Exercise => Transcribe every line of the listing below without any deviation.

****************

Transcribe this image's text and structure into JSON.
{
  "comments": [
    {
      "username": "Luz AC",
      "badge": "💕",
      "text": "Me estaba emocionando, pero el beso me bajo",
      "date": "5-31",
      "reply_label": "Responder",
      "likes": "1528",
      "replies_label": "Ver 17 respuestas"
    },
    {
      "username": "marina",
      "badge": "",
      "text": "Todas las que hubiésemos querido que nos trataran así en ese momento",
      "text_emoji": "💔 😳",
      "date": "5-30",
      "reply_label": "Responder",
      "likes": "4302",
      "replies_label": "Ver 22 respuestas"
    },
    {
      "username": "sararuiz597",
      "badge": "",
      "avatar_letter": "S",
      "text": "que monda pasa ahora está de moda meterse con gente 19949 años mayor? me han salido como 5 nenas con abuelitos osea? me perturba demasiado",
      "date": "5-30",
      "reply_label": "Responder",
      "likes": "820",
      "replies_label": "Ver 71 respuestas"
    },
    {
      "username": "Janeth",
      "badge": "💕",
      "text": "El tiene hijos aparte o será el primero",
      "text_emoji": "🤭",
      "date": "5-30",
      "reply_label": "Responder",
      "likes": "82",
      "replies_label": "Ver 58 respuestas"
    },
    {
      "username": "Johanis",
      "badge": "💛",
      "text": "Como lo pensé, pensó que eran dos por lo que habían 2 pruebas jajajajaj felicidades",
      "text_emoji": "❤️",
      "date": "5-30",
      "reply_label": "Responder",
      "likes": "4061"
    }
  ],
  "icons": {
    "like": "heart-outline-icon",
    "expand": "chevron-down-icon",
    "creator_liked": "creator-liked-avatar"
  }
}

****************

Task output =>
Transcribe this image's text and structure into JSON.
{
  "comments": [
    {
      "username": "Luz AC",
      "badge": "💕",
      "text": "Me estaba emocionando, pero el beso me bajo",
      "date": "5-31",
      "reply_label": "Responder",
      "likes": "1528",
      "replies_label": "Ver 17 respuestas"
    },
    {
      "username": "marina",
      "badge": "",
      "text": "Todas las que hubiésemos querido que nos trataran así en ese momento",
      "text_emoji": "💔 😳",
      "date": "5-30",
      "reply_label": "Responder",
      "likes": "4302",
      "replies_label": "Ver 22 respuestas"
    },
    {
      "username": "sararuiz597",
      "badge": "",
      "avatar_letter": "S",
      "text": "que monda pasa ahora está de moda meterse con gente 19949 años mayor? me han salido como 5 nenas con abuelitos osea? me perturba demasiado",
      "date": "5-30",
      "reply_label": "Responder",
      "likes": "820",
      "replies_label": "Ver 71 respuestas"
    },
    {
      "username": "Janeth",
      "badge": "💕",
      "text": "El tiene hijos aparte o será el primero",
      "text_emoji": "🤭",
      "date": "5-30",
      "reply_label": "Responder",
      "likes": "82",
      "replies_label": "Ver 58 respuestas"
    },
    {
      "username": "Johanis",
      "badge": "💛",
      "text": "Como lo pensé, pensó que eran dos por lo que habían 2 pruebas jajajajaj felicidades",
      "text_emoji": "❤️",
      "date": "5-30",
      "reply_label": "Responder",
      "likes": "4061"
    }
  ],
  "icons": {
    "like": "heart-outline-icon",
    "expand": "chevron-down-icon",
    "creator_liked": "creator-liked-avatar"
  }
}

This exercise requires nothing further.